[START OF MATERIAL SUPPLIED]

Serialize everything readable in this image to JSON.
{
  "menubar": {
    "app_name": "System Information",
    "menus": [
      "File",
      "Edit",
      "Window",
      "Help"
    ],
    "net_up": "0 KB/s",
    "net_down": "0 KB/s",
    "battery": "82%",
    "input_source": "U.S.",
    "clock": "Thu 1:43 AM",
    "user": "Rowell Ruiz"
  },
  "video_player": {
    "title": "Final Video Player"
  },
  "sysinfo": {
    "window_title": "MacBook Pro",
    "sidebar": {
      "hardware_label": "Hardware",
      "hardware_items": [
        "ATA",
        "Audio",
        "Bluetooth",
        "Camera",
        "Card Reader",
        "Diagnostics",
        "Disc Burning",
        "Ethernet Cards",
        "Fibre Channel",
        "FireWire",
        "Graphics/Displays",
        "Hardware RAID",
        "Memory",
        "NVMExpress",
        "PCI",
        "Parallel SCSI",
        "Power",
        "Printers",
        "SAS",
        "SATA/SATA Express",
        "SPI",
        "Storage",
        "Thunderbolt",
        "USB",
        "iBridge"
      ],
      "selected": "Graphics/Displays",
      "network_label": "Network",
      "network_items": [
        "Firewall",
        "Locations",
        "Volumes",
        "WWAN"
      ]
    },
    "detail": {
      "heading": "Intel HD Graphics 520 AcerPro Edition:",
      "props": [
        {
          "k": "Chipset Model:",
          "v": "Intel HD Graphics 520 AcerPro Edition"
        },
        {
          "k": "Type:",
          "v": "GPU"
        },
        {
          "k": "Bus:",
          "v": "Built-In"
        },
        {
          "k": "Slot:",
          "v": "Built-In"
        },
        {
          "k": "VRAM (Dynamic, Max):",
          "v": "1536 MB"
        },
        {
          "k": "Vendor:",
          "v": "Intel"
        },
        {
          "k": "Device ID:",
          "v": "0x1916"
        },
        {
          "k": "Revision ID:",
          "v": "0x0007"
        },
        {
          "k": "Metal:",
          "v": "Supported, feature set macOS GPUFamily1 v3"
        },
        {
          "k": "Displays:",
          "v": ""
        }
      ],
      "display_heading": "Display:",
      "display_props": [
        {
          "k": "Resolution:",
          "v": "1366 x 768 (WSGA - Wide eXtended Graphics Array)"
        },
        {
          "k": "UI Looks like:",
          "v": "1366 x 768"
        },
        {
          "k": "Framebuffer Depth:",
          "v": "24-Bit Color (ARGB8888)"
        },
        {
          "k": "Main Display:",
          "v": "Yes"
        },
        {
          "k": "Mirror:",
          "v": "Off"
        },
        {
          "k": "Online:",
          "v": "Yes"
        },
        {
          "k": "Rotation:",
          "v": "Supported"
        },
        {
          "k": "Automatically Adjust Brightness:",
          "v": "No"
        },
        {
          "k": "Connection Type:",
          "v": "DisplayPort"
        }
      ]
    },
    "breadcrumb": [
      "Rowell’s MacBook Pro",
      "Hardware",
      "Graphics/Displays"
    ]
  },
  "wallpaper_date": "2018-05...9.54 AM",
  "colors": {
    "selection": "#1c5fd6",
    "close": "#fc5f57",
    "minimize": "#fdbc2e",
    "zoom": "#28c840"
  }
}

[END OF MATERIAL SUPPLIED]

■ DIRECTIONS: Quote the data above in full, changing nothing.

■ CORRECT ANSWER:
Serialize everything readable in this image to JSON.
{
  "menubar": {
    "app_name": "System Information",
    "menus": [
      "File",
      "Edit",
      "Window",
      "Help"
    ],
    "net_up": "0 KB/s",
    "net_down": "0 KB/s",
    "battery": "82%",
    "input_source": "U.S.",
    "clock": "Thu 1:43 AM",
    "user": "Rowell Ruiz"
  },
  "video_player": {
    "title": "Final Video Player"
  },
  "sysinfo": {
    "window_title": "MacBook Pro",
    "sidebar": {
      "hardware_label": "Hardware",
      "hardware_items": [
        "ATA",
        "Audio",
        "Bluetooth",
        "Camera",
        "Card Reader",
        "Diagnostics",
        "Disc Burning",
        "Ethernet Cards",
        "Fibre Channel",
        "FireWire",
        "Graphics/Displays",
        "Hardware RAID",
        "Memory",
        "NVMExpress",
        "PCI",
        "Parallel SCSI",
        "Power",
        "Printers",
        "SAS",
        "SATA/SATA Express",
        "SPI",
        "Storage",
        "Thunderbolt",
        "USB",
        "iBridge"
      ],
      "selected": "Graphics/Displays",
      "network_label": "Network",
      "network_items": [
        "Firewall",
        "Locations",
        "Volumes",
        "WWAN"
      ]
    },
    "detail": {
      "heading": "Intel HD Graphics 520 AcerPro Edition:",
      "props": [
        {
          "k": "Chipset Model:",
          "v": "Intel HD Graphics 520 AcerPro Edition"
        },
        {
          "k": "Type:",
          "v": "GPU"
        },
        {
          "k": "Bus:",
          "v": "Built-In"
        },
        {
          "k": "Slot:",
          "v": "Built-In"
        },
        {
          "k": "VRAM (Dynamic, Max):",
          "v": "1536 MB"
        },
        {
          "k": "Vendor:",
          "v": "Intel"
        },
        {
          "k": "Device ID:",
          "v": "0x1916"
        },
        {
          "k": "Revision ID:",
          "v": "0x0007"
        },
        {
          "k": "Metal:",
          "v": "Supported, feature set macOS GPUFamily1 v3"
        },
        {
          "k": "Displays:",
          "v": ""
        }
      ],
      "display_heading": "Display:",
      "display_props": [
        {
          "k": "Resolution:",
          "v": "1366 x 768 (WSGA - Wide eXtended Graphics Array)"
        },
        {
          "k": "UI Looks like:",
          "v": "1366 x 768"
        },
        {
          "k": "Framebuffer Depth:",
          "v": "24-Bit Color (ARGB8888)"
        },
        {
          "k": "Main Display:",
          "v": "Yes"
        },
        {
          "k": "Mirror:",
          "v": "Off"
        },
        {
          "k": "Online:",
          "v": "Yes"
        },
        {
          "k": "Rotation:",
          "v": "Supported"
        },
        {
          "k": "Automatically Adjust Brightness:",
          "v": "No"
        },
        {
          "k": "Connection Type:",
          "v": "DisplayPort"
        }
      ]
    },
    "breadcrumb": [
      "Rowell’s MacBook Pro",
      "Hardware",
      "Graphics/Displays"
    ]
  },
  "wallpaper_date": "2018-05...9.54 AM",
  "colors": {
    "selection": "#1c5fd6",
    "close": "#fc5f57",
    "minimize": "#fdbc2e",
    "zoom": "#28c840"
  }
}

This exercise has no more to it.